:: Task instructions ::
a – Using the integrations text, answer these questions:
(i) What are the valid values for the argilla_task parameter?
(ii) Which helper function handles text directly instead of unstructured Text objects?
(iii) What does LabelBox not support?
b – Reproduce the integrations text between "You can format a" and "links for more details on usage.", inclusive.
c – Go on with the integrations text, starting after its last sentence.

:: Excerpted text ::

★ ★ ★ ★ ★ ★ ★

Integrations

Integrate your model development pipeline with your favorite machine learning frameworks and libraries, and prepare your data for ingestion into downstream systems. Most of our integrations come in the form of staging functions, which take a list of Element objects as input and return formatted dictionaries as output.

Integration with Argilla

You can convert a list of Text elements to an Argilla Dataset using the stage_for_argilla staging function. Specify the type of dataset to be generated using the argilla_task parameter. Valid values are "text_classification", "token_classification", and "text2text". Follow the link for more details on usage.

Integration with Baseplate

Baseplate is a backend optimized for use with LLMs that has an easy to use spreadsheet interface. The unstructured library offers a staging function to convert a list of Element objects into the rows format required by the Baseplate API. See the stage_for_baseplate documentation for information on how to stage elements for ingestion into Baseplate.

Integration with Datasaur

You can format a list of Text elements as input to token based tasks in Datasaur using the stage_for_datasaur staging function. You will obtain a list of dictionaries indexed by the keys "text" with the content of the element, and "entities" with an empty list. Follow the link to learn how to customise your entities and for more details on usage.

Integration with Hugging Face

You can prepare Text elements for processing in Hugging Face Transformers pipelines by splitting the elements into chunks that fit into the model’s attention window using the stage_for_transformers staging function. You can customise the transformation by defining the buffer and window_size, the split_function and the chunk_separator. if you need to operate on text directly instead of unstructured Text objects, use the chunk_by_attention_window helper function. Follow the links for more details on usage.

Integration with Labelbox

You can format your outputs for use with LabelBox using the stage_for_label_box staging function. LabelBox accepts cloud-hosted data and does not support importing text directly. With this integration you can stage the data files in the output_directory to be uploaded to a cloud storage service (such as S3 buckets) and get a config of type List[Dict[str, Any]] that can be written to a .json file and imported into LabelBox. Follow the link to see how to generate the config.json file that can be used with LabelBox, how to upload the staged data files to an S3 bucket, and for more details on usage.

Integration with Label Studio

You can format your outputs for upload to Label Studio using the stage_for_label_studio staging function. After running stage_for_label_studio, you can write the results to a JSON folder that is ready to be included in a new Label Studio project. You can also include pre-annotations and predictions as part of your upload.

Check our example notebook to format and upload the risk section from an SEC filing to Label Studio for a sentiment analysis labeling task here . Follow the link for more details on usage, and check Label Studio docs for a full list of options for labels and annotations.

★ ★ ★ ★ ★ ★ ★

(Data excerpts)
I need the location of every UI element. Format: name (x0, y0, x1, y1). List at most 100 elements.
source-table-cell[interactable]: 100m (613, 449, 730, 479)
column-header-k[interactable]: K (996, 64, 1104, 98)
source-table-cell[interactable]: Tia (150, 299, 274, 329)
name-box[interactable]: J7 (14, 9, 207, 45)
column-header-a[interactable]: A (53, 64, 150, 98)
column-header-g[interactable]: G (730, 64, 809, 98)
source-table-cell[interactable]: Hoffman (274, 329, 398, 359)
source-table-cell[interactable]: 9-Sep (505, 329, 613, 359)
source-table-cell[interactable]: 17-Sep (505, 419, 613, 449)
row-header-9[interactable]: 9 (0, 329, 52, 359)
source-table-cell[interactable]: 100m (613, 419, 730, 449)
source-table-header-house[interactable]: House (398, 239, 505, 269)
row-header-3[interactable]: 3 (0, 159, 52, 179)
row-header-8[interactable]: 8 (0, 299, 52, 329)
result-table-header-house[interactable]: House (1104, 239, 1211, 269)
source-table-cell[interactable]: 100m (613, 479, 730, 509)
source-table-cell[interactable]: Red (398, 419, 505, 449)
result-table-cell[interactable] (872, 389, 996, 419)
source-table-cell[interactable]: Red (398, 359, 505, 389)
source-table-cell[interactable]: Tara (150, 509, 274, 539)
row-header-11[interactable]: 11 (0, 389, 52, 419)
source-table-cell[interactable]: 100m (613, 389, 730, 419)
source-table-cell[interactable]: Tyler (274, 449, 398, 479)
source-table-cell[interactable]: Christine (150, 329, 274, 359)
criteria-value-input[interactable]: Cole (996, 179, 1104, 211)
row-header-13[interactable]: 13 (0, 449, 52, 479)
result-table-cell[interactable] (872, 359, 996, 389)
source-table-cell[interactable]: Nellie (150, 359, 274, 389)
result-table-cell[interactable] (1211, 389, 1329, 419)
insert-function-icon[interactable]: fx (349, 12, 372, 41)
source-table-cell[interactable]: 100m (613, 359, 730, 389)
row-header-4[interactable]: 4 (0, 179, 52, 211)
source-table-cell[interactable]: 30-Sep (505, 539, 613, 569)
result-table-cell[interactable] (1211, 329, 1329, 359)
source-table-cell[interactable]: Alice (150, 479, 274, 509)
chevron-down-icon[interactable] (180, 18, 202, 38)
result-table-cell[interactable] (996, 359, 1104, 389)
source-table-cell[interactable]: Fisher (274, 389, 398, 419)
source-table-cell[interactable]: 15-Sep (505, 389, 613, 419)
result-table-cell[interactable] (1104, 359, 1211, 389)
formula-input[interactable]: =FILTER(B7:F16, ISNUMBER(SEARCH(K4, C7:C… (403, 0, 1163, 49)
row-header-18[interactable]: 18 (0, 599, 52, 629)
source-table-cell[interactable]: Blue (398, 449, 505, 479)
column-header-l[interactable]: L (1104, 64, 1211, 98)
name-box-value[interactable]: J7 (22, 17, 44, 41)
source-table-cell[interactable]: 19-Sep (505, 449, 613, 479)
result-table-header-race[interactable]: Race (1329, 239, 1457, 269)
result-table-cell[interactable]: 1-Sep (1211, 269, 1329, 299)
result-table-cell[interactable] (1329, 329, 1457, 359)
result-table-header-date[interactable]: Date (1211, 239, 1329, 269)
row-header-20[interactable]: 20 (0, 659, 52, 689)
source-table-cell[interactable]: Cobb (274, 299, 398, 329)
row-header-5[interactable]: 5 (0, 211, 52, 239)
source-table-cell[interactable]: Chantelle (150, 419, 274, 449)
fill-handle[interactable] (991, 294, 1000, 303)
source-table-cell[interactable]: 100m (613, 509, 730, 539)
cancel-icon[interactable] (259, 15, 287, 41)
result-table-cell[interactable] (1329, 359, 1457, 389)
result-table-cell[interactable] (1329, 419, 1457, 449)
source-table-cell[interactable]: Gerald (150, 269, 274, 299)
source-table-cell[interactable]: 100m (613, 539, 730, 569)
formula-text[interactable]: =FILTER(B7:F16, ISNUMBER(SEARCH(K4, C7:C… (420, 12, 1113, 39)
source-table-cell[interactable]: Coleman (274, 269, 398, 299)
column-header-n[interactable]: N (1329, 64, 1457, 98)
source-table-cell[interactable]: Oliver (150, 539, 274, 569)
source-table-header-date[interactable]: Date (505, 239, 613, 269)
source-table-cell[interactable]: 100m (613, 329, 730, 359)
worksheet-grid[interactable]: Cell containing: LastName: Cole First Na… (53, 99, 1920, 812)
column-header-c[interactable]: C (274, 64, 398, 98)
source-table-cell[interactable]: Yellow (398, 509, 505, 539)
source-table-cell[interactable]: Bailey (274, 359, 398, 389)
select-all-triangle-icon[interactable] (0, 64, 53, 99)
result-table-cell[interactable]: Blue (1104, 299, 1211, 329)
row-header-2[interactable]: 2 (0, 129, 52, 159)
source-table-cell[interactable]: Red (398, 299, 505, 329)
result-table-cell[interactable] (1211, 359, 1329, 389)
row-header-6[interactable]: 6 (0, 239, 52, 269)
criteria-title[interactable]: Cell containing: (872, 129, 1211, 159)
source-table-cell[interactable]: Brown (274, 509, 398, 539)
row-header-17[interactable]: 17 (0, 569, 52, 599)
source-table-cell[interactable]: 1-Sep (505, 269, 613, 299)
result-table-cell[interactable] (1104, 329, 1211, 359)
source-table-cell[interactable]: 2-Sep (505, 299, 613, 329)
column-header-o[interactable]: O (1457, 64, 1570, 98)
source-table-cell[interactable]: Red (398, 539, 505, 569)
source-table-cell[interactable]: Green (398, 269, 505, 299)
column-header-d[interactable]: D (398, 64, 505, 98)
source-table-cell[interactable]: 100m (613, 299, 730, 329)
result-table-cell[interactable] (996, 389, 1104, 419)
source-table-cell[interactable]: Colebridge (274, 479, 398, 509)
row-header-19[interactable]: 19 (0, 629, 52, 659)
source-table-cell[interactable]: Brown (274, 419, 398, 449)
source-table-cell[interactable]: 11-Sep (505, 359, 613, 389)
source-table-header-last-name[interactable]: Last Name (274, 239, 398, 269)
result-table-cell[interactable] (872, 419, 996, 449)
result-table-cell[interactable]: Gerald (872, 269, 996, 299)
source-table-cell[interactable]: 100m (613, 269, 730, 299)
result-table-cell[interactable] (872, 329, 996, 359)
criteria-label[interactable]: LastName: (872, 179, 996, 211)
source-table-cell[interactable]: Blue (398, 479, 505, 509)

★ ★ ★ ★ ★ ★ ★

:: Per-task outputs ::
a –
(i) "text_classification", "token_classification", and "text2text"
(ii) chunk_by_attention_window
(iii) Importing text directly

b –
You can format a list of Text elements as input to token based tasks in Datasaur using the stage_for_datasaur staging function. You will obtain a list of dictionaries indexed by the keys "text" with the content of the element, and "entities" with an empty list. Follow the link to learn how to customise your entities and for more details on usage.

Integration with Hugging Face

You can prepare Text elements for processing in Hugging Face Transformers pipelines by splitting the elements into chunks that fit into the model’s attention window using the stage_for_transformers staging function. You can customise the transformation by defining the buffer and window_size, the split_function and the chunk_separator. if you need to operate on text directly instead of unstructured Text objects, use the chunk_by_attention_window helper function. Follow the links for more details on usage.

c –
Integration with LangChain

Our integration with LangChain makes it incredibly easy to combine language models with your data, no matter what form it is in. The Unstructured.io File Loader extracts the text from a variety of unstructured text files using our unstructured library. It is designed to be used as a way to load data into LangChain. Here is the simplest way to use the UnstructuredFileLoader in langchain.

from langchain.document_loaders import UnstructuredFileLoader

loader = UnstructuredFileLoader("state_of_the_union.txt")
loader.load()

Checkout the LangChain docs for more examples about how to use Unstructured data loaders.

Integration with LlamaIndex

To use Unstructured.io File Loader you will need to have LlamaIndex 🦙 (GPT Index) installed in your environment. Just pip install llama-index and then pass in a Path to a local file. Optionally, you may specify split_documents if you want each element generated by unstructured to be placed in a separate document. Here is a simple example of how to use it:

from pathlib import Path
from llama_index import download_loader


UnstructuredReader = download_loader("UnstructuredReader")

loader = UnstructuredReader()
documents = loader.load_data(file=Path('./10k_filing.html'))

See here for more LlamaHub examples.

Integration with Pandas

You can convert a list of Element objects to a Pandas dataframe with columns for the text from each element and their types such as NarrativeText or Title using the convert_to_dataframe staging function. Follow the link for more details on usage.

Integration with Prodigy

You can format your JSON or CSV outputs for use with Prodigy using the stage_for_prodigy and stage_csv_for_prodigy staging functions. After running stage_for_prodigy | stage_csv_for_prodigy, you can write the results to a .json | .jsonl or a .csv file that is ready to be used with Prodigy. Follow the links for more details on usage.

Integration with Weaviate

Weaviate is an open-source vector database that allows you to store data objects and vector embeddings from a variety of ML models. Storing text and embeddings in a vector database such as Weaviate is a key component of the emerging LLM tech stack. See the stage_for_weaviate docs for details on how to upload unstructured outputs to Weaviate. An example notebook is also available here.